Dataset records
-----

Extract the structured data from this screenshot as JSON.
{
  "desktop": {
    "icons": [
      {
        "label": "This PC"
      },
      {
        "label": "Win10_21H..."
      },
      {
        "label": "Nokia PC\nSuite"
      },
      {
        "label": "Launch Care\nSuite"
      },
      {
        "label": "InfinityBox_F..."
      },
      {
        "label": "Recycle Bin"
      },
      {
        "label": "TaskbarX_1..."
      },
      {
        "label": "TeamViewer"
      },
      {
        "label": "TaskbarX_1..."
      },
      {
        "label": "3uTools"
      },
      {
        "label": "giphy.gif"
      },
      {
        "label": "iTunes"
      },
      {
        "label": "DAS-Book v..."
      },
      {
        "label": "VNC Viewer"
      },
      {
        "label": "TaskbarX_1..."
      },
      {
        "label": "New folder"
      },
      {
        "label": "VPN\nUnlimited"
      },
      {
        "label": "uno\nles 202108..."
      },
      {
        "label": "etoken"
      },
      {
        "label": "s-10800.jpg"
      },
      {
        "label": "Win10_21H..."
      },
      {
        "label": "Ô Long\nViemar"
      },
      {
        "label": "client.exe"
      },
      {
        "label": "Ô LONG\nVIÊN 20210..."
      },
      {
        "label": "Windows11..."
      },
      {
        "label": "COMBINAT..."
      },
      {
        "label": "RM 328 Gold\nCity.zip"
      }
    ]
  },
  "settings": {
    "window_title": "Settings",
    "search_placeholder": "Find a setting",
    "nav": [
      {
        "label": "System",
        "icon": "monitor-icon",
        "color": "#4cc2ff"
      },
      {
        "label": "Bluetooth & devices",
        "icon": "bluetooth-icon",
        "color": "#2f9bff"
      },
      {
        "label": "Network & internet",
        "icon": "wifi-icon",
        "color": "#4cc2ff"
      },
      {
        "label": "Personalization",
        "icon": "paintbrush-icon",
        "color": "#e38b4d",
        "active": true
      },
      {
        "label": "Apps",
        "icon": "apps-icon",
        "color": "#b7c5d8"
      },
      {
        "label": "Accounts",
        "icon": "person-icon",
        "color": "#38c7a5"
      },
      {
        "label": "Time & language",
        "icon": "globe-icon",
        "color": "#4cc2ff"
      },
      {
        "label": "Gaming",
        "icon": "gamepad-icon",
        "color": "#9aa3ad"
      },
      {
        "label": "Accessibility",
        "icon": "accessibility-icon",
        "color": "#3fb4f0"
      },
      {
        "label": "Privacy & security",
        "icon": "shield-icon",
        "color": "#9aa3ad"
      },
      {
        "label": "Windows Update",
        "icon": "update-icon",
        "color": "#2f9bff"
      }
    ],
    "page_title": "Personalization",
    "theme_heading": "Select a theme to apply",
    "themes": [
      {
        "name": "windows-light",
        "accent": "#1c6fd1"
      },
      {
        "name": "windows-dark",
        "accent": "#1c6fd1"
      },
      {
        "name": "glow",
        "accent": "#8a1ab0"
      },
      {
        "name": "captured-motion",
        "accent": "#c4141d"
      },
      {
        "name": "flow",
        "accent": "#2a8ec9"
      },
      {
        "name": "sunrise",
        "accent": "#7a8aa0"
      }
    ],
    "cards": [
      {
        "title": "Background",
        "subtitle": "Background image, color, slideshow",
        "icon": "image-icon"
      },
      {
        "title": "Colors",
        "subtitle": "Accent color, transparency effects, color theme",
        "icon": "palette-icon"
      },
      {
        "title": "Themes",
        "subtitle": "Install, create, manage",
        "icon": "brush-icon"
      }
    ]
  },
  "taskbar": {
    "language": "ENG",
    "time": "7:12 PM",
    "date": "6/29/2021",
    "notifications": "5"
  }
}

-----

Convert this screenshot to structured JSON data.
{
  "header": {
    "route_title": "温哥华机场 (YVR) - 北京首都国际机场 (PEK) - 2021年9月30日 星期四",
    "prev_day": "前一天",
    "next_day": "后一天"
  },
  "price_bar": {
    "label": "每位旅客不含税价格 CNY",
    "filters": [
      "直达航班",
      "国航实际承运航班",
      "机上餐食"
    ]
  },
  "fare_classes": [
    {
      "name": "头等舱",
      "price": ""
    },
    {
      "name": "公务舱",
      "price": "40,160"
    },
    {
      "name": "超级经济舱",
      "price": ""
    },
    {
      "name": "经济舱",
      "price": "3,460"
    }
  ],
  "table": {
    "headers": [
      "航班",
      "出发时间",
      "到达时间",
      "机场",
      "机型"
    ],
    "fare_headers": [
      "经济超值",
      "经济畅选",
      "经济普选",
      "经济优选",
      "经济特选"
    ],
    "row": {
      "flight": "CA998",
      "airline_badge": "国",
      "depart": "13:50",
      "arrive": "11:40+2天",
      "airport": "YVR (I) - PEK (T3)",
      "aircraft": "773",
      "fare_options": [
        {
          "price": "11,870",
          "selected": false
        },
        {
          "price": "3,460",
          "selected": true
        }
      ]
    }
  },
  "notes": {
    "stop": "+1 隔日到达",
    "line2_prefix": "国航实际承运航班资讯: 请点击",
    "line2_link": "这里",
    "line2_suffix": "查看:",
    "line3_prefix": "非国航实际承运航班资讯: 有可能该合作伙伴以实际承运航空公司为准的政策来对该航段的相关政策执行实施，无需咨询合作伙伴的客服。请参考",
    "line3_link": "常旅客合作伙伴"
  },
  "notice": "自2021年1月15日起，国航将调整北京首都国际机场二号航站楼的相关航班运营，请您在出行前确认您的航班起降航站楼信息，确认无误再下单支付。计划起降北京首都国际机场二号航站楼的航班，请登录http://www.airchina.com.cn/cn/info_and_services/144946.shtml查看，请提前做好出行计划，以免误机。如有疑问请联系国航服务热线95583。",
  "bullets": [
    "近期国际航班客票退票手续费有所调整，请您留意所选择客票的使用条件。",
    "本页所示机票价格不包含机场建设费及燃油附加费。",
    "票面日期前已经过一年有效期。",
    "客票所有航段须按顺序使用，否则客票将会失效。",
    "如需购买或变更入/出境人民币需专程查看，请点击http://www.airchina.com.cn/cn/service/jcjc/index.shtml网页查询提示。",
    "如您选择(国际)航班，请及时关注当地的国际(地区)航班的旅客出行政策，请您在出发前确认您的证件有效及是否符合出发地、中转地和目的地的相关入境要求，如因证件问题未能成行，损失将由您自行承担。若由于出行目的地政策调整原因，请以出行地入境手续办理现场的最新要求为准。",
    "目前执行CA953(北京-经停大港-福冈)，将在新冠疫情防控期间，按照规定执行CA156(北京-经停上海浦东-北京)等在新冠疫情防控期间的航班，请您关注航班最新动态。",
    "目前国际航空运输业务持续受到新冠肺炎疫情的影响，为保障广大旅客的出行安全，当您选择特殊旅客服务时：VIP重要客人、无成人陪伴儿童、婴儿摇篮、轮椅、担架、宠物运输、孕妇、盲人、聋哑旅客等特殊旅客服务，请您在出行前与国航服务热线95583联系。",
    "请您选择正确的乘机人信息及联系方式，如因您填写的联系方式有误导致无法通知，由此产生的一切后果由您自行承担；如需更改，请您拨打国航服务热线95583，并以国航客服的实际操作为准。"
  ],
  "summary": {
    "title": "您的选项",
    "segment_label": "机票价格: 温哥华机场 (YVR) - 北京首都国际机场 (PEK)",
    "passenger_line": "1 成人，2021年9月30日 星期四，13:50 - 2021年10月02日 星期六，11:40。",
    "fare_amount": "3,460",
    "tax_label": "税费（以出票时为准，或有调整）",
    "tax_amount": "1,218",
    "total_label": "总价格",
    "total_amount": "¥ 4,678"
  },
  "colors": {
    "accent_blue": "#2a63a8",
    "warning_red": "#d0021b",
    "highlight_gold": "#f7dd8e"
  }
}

-----

Each line of the material above either contains the word "screenshot" or does not; state how many do, and nothing else.

2